* **What is being asked**
Keep only the lines that hold the string "ସମୟର", filtering out the rest of the entries below.

....

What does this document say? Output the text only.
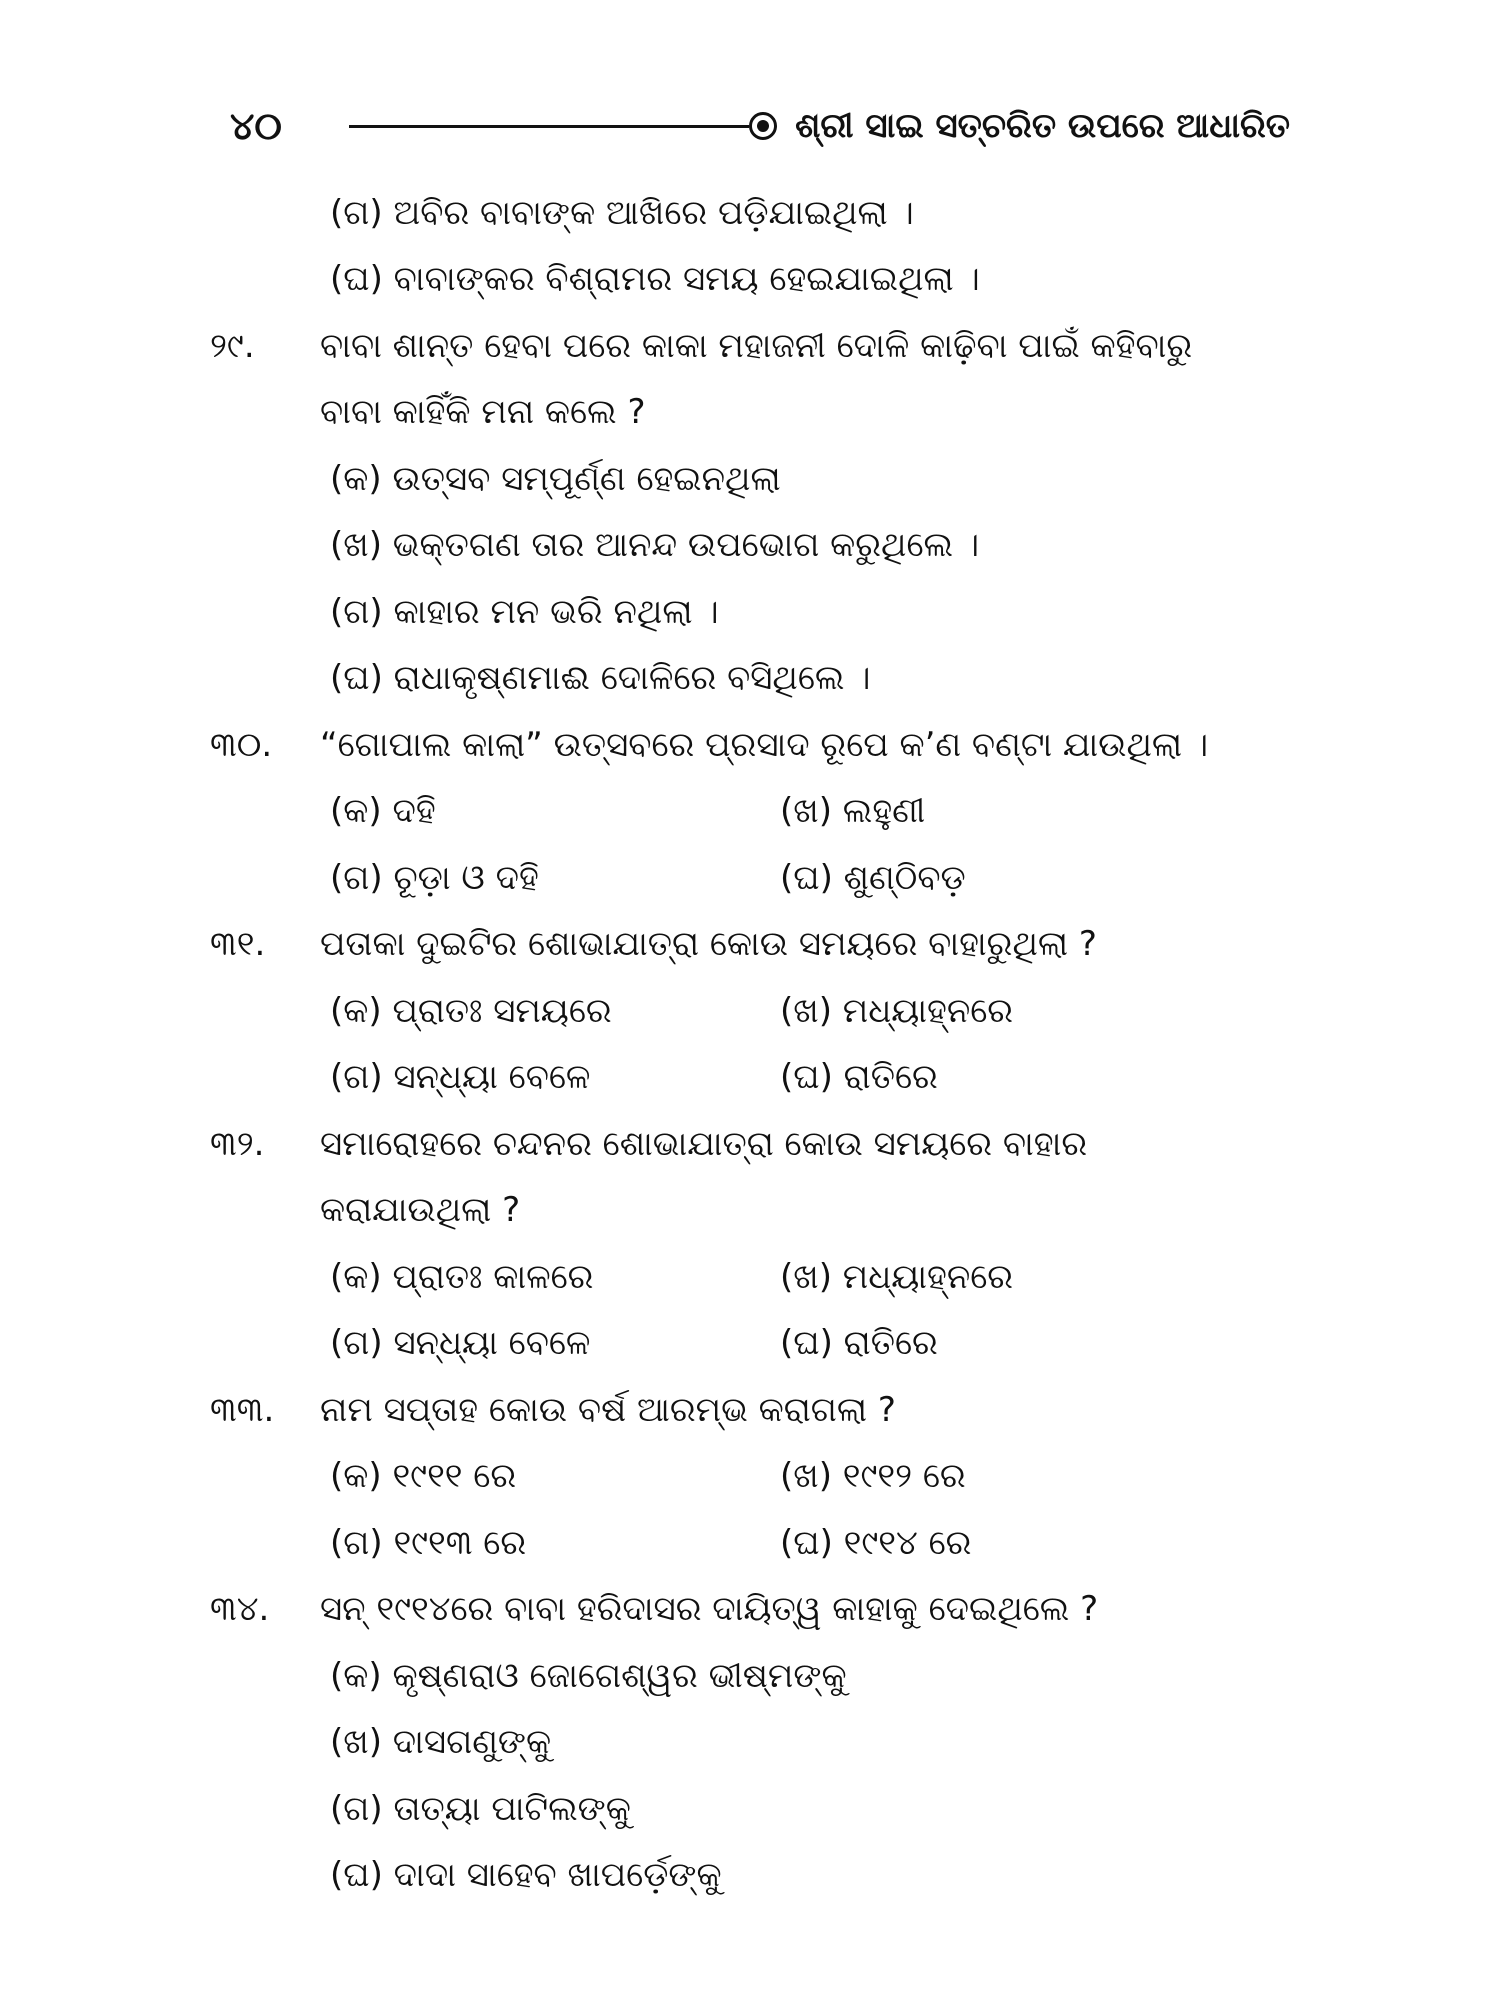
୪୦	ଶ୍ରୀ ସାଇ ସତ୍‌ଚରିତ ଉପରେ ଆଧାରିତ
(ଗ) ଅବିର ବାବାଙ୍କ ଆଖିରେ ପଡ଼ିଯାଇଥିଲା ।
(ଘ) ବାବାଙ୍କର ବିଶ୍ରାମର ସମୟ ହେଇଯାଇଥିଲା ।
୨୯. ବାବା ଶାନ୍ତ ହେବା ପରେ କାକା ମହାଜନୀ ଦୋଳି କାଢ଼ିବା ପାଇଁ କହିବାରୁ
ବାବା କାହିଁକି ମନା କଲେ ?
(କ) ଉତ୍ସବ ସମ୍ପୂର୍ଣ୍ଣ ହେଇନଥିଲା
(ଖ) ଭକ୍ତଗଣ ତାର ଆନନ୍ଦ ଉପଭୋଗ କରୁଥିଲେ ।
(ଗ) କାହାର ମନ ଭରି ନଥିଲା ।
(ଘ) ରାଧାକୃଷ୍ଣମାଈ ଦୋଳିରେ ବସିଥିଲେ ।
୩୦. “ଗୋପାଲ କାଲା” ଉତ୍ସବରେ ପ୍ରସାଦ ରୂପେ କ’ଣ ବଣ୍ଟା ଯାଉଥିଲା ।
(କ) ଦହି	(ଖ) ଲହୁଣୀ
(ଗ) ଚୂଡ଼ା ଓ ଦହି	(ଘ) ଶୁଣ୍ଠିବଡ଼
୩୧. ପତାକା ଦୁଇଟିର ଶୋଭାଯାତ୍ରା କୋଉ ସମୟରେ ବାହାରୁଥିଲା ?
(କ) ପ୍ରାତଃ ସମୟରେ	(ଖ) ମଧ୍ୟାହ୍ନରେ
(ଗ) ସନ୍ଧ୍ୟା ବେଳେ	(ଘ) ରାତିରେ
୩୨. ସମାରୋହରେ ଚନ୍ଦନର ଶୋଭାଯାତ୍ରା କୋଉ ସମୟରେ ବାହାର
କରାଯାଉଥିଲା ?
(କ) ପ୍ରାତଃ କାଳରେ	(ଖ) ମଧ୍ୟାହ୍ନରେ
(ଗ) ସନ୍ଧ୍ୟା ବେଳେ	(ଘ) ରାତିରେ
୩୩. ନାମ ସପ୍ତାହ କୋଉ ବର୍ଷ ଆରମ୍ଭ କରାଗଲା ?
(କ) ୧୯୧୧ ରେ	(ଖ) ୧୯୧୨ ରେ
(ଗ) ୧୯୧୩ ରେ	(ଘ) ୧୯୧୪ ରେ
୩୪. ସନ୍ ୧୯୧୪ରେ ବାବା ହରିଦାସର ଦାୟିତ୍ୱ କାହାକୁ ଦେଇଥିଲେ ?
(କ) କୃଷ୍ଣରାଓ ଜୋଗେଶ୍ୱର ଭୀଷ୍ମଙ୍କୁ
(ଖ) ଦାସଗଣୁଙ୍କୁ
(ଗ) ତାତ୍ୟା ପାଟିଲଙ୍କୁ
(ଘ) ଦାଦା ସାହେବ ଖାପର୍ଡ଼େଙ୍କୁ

....

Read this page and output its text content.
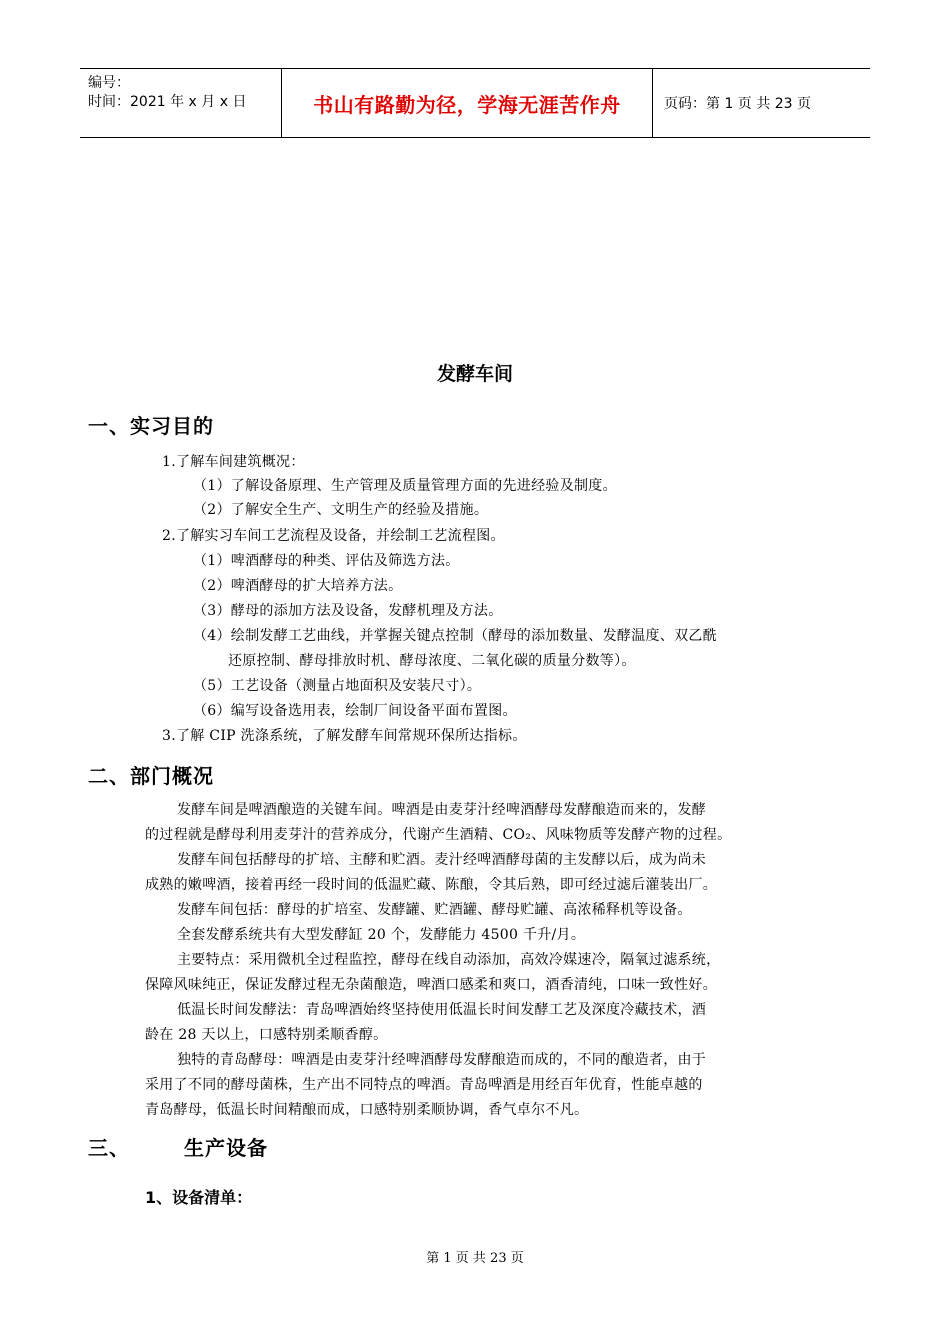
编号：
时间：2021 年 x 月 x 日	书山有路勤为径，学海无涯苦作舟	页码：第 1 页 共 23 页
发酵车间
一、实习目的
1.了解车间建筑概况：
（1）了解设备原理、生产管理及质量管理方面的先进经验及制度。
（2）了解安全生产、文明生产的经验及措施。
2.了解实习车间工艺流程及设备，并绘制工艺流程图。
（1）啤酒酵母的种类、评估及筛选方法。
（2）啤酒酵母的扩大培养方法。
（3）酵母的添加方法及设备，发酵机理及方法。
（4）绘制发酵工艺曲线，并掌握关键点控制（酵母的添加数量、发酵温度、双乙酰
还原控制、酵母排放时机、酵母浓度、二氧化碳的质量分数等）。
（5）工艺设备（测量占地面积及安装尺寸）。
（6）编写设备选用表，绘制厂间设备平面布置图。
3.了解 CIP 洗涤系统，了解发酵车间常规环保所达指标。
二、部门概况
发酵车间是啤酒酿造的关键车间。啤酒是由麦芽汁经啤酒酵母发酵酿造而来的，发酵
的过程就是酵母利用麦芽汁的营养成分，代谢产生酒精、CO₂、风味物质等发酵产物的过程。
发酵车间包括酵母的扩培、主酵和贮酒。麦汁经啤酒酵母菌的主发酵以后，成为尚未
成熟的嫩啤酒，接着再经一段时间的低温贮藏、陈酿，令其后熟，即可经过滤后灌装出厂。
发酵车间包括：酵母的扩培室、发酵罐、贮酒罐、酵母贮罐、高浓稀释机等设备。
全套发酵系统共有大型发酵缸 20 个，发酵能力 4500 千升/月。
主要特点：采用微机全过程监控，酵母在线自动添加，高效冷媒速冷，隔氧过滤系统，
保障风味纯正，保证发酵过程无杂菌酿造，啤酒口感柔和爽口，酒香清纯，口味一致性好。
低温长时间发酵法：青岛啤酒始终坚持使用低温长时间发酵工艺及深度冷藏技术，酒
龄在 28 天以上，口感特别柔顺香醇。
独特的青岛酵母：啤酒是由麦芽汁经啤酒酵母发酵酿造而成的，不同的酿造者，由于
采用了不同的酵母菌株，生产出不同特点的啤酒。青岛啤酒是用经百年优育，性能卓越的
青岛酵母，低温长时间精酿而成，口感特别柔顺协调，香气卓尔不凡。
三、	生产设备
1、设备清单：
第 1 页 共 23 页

....

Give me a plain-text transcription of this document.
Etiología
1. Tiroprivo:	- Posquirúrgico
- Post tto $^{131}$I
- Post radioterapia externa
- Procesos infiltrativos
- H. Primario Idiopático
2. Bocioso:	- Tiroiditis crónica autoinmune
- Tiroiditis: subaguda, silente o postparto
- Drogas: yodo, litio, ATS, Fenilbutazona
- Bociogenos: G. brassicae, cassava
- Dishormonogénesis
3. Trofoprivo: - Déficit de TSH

....

* **Answer below**
୩୧. ପତାକା ଦୁଇଟିର ଶୋଭାଯାତ୍ରା କୋଉ ସମୟରେ ବାହାରୁଥିଲା ?
(କ) ପ୍ରାତଃ ସମୟରେ	(ଖ) ମଧ୍ୟାହ୍ନରେ
୩୨. ସମାରୋହରେ ଚନ୍ଦନର ଶୋଭାଯାତ୍ରା କୋଉ ସମୟରେ ବାହାର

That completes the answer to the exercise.